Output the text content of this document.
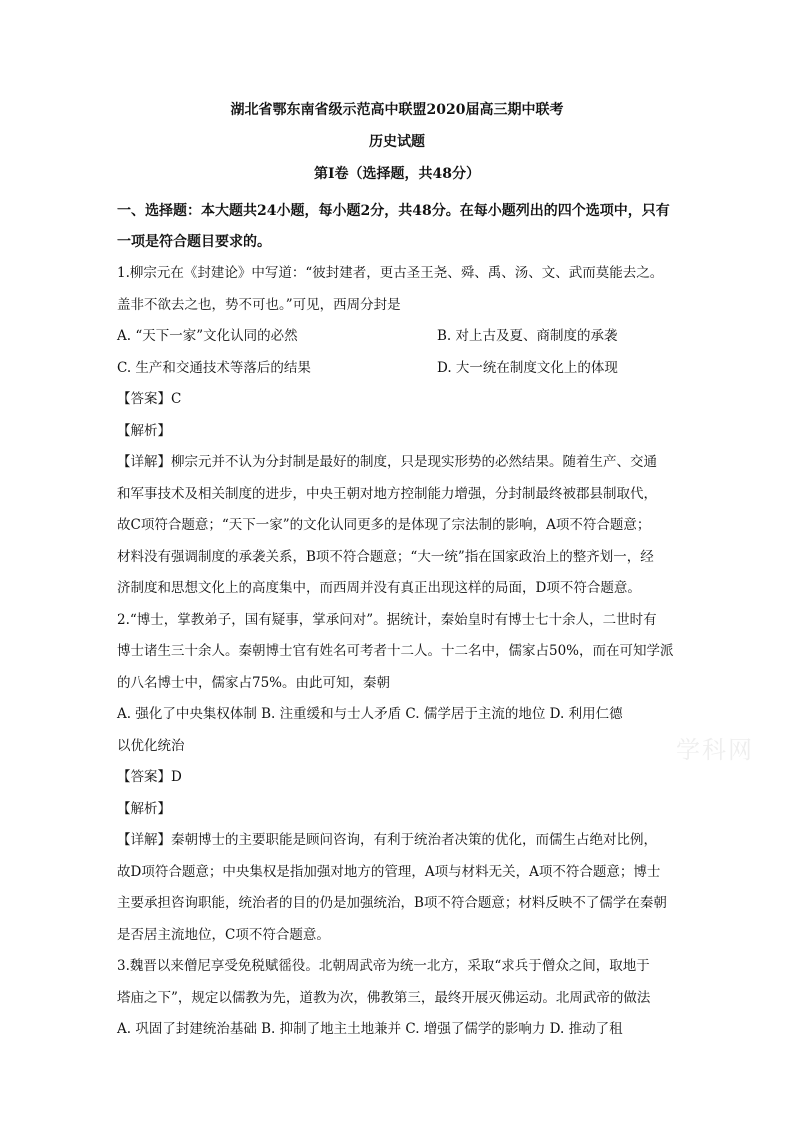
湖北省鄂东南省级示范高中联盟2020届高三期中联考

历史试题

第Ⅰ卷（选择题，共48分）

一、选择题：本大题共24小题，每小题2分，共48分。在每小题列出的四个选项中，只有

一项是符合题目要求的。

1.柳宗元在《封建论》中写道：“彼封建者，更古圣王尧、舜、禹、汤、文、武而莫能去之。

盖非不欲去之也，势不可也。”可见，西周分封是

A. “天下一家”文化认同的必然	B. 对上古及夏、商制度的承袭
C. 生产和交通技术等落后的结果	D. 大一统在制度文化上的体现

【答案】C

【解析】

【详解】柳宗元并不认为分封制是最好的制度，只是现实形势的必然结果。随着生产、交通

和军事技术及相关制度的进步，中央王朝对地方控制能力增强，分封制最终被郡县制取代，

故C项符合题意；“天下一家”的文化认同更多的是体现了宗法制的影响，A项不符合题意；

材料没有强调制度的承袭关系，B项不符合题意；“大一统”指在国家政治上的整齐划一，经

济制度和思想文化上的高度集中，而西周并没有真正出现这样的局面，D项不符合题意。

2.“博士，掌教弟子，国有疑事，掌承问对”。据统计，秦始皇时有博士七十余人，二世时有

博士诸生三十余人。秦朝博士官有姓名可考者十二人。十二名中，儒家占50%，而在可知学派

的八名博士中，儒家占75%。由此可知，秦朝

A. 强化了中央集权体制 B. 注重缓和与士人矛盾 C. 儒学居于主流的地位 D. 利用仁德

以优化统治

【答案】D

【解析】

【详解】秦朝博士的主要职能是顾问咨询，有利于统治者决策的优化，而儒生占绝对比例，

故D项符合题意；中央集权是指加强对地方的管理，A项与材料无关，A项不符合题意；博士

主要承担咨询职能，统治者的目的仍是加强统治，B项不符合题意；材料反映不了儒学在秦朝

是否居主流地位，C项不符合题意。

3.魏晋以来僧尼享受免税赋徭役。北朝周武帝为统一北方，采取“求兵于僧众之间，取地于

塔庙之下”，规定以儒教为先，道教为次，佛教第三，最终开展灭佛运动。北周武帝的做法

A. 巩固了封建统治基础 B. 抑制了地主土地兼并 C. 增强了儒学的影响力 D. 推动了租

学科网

+--

■ TASK DIRECTIONS
Return all the lines that contain the string "天下一家".

■ REPLY
A. “天下一家”文化认同的必然	B. 对上古及夏、商制度的承袭
故C项符合题意；“天下一家”的文化认同更多的是体现了宗法制的影响，A项不符合题意；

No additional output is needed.